* **Aim**: Identify the lines that contain the word "ĐIỀU", then copy them.

* **The input**:
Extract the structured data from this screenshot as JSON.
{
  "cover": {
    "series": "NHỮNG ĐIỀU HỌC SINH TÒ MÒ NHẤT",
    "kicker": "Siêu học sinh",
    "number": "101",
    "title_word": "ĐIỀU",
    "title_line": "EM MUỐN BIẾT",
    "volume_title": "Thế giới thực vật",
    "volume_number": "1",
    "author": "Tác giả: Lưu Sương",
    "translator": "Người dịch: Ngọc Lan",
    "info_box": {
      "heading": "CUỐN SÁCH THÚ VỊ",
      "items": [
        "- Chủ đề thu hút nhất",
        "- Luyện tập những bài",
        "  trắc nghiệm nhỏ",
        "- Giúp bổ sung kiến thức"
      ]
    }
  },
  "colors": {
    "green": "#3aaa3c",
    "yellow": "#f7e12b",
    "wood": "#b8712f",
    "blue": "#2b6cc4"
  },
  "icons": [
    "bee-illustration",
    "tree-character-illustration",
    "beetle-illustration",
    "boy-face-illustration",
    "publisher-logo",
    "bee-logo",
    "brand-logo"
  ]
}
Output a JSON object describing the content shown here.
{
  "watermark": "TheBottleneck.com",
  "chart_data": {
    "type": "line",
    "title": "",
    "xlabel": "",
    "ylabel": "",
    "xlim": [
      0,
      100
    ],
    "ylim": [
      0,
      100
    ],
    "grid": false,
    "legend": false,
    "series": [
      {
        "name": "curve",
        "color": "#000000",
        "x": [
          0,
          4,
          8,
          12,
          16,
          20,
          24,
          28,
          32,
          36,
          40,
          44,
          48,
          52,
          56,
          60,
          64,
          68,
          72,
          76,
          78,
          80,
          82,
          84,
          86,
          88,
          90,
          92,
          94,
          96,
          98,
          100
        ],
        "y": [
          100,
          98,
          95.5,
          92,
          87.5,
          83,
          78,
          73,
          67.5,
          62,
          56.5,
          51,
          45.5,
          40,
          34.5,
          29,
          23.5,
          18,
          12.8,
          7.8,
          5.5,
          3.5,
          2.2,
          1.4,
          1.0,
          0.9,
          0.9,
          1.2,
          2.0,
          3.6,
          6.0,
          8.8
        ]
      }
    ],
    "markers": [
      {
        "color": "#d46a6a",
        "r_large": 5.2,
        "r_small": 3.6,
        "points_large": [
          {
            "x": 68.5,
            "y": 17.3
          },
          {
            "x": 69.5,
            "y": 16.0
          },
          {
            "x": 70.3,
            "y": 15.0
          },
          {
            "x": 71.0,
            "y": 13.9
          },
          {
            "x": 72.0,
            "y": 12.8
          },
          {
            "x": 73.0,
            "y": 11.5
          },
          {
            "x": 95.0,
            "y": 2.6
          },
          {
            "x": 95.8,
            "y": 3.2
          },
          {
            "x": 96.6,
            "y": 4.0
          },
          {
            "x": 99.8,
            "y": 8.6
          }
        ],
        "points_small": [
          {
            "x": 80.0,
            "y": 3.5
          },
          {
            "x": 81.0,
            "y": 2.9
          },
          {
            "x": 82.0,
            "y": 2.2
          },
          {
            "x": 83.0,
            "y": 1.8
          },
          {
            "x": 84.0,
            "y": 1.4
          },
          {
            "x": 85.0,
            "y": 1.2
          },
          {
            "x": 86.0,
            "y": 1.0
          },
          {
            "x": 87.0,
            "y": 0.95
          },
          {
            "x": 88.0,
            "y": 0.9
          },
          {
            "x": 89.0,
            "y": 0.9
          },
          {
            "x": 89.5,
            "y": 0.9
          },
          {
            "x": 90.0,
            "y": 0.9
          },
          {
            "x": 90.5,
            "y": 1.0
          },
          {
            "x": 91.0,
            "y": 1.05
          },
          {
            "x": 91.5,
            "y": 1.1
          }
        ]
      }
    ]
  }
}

* **Completed exercise**:
    "series": "NHỮNG ĐIỀU HỌC SINH TÒ MÒ NHẤT",
    "title_word": "ĐIỀU",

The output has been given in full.